Begin Extracted records

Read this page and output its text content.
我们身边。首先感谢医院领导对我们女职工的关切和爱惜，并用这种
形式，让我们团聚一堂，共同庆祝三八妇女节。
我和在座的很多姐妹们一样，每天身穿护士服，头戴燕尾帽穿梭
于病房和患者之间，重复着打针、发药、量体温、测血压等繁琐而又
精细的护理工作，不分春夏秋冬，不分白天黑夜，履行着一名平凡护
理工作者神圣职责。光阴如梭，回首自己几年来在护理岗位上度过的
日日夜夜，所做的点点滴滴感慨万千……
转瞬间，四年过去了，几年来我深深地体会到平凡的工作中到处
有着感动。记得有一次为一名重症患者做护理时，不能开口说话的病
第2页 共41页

End Extracted records

Exercise directions: Restate every line of the data word for word.

Result:
Read this page and output its text content.
我们身边。首先感谢医院领导对我们女职工的关切和爱惜，并用这种
形式，让我们团聚一堂，共同庆祝三八妇女节。
我和在座的很多姐妹们一样，每天身穿护士服，头戴燕尾帽穿梭
于病房和患者之间，重复着打针、发药、量体温、测血压等繁琐而又
精细的护理工作，不分春夏秋冬，不分白天黑夜，履行着一名平凡护
理工作者神圣职责。光阴如梭，回首自己几年来在护理岗位上度过的
日日夜夜，所做的点点滴滴感慨万千……
转瞬间，四年过去了，几年来我深深地体会到平凡的工作中到处
有着感动。记得有一次为一名重症患者做护理时，不能开口说话的病
第2页 共41页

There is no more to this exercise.